Objective: Report how many lines contain "JSON", with no other words.

Data extracted from a collection:
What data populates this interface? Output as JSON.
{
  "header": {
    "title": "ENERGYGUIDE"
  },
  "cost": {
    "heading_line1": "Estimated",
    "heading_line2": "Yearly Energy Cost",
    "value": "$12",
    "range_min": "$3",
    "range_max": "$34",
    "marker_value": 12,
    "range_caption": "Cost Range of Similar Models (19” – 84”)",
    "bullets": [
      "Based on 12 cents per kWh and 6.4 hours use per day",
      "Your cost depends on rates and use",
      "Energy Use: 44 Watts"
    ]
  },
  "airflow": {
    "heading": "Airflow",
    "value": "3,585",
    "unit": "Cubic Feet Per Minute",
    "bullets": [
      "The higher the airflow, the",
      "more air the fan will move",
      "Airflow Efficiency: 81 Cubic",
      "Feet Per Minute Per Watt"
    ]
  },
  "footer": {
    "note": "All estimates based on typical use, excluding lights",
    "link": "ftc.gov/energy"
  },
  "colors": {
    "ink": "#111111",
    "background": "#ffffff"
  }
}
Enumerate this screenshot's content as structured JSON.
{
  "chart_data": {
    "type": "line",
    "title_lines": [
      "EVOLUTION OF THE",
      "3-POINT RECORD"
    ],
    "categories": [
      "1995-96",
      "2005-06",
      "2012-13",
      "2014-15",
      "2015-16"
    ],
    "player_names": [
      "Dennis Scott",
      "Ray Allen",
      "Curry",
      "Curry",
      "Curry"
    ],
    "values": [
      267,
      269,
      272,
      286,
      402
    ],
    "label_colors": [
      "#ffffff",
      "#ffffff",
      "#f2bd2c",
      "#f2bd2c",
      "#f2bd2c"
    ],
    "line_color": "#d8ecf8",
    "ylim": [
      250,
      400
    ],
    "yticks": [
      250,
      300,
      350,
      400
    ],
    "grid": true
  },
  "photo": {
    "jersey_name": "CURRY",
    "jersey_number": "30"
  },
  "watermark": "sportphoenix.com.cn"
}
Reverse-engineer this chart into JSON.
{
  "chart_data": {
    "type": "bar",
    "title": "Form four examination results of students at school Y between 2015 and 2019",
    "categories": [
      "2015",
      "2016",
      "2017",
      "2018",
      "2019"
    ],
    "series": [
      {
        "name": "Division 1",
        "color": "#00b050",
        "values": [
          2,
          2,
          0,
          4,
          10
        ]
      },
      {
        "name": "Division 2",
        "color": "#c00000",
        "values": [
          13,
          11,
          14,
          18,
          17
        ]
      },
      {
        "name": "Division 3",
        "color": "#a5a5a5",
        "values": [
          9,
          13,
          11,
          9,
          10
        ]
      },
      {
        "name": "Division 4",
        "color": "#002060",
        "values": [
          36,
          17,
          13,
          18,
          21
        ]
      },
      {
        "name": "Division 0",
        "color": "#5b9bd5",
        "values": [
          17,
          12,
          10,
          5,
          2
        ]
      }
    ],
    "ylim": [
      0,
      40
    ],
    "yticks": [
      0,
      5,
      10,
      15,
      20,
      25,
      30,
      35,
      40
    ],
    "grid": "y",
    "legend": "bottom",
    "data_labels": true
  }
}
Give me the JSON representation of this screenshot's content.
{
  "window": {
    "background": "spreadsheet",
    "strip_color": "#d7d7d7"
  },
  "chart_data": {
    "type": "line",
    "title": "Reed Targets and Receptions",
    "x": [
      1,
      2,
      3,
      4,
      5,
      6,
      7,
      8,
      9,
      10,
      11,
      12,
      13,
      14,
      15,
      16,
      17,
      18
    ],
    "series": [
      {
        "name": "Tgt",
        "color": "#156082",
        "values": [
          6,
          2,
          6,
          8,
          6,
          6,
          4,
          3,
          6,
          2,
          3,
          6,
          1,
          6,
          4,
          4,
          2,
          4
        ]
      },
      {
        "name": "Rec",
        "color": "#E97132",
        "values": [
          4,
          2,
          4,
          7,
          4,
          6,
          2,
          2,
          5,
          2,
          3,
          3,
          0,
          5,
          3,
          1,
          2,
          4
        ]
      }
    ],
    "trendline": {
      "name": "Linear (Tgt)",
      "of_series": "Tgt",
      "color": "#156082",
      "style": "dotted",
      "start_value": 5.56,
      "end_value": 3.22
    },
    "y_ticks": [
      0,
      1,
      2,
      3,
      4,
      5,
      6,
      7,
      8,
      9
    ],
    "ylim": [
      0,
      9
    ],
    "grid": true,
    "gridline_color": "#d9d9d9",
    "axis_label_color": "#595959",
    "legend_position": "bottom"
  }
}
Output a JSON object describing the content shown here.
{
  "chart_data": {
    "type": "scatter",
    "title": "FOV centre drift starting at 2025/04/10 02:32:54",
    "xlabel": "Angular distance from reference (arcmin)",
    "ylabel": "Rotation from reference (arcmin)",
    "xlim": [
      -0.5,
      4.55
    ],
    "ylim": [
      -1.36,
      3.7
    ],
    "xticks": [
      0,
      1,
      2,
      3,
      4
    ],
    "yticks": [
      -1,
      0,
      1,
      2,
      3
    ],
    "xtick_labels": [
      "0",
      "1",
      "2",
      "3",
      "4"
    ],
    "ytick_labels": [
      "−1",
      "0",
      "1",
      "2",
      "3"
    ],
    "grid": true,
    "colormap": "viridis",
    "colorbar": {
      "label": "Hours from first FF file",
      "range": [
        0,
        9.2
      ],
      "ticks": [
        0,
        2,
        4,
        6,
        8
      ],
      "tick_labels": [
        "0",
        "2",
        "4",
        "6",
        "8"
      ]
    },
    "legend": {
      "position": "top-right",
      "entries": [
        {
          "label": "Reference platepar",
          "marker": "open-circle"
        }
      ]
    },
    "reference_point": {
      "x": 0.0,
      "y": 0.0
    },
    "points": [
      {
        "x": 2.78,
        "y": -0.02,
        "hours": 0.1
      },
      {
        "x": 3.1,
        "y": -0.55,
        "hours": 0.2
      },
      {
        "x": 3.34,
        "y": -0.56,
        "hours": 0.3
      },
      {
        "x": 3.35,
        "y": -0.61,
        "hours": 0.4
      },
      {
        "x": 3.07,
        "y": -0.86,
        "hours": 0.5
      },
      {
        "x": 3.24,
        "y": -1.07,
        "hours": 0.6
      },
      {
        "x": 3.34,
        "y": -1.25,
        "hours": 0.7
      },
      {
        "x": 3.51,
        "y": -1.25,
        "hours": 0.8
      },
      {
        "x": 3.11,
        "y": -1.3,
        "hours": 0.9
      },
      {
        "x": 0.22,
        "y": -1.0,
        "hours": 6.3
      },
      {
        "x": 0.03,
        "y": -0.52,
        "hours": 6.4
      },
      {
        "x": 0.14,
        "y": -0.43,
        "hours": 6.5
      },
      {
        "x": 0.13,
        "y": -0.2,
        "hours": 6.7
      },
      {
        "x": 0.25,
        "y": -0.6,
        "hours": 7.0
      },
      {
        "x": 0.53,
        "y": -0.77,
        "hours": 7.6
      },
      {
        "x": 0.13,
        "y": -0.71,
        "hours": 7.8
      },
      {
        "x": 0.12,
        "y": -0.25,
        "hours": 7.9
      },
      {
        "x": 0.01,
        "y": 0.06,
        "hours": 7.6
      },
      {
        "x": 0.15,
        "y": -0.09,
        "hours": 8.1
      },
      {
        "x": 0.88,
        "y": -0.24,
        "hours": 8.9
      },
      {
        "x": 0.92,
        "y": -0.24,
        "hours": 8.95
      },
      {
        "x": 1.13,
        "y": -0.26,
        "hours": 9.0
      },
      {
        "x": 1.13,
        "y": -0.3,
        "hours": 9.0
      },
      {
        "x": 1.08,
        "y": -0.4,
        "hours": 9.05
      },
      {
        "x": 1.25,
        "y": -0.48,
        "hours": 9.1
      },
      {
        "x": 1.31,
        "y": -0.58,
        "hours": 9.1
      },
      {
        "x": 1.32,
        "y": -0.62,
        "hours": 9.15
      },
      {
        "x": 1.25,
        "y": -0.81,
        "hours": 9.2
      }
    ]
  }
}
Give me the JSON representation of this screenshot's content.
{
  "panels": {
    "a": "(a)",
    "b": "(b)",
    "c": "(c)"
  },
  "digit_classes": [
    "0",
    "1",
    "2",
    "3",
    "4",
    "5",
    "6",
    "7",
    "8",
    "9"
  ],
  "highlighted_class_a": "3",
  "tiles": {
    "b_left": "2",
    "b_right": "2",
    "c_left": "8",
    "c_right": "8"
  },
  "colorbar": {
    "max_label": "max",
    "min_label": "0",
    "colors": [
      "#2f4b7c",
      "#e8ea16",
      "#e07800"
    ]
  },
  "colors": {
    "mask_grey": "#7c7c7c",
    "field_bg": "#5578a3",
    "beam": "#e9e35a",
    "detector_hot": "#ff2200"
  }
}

Completed exercise: 6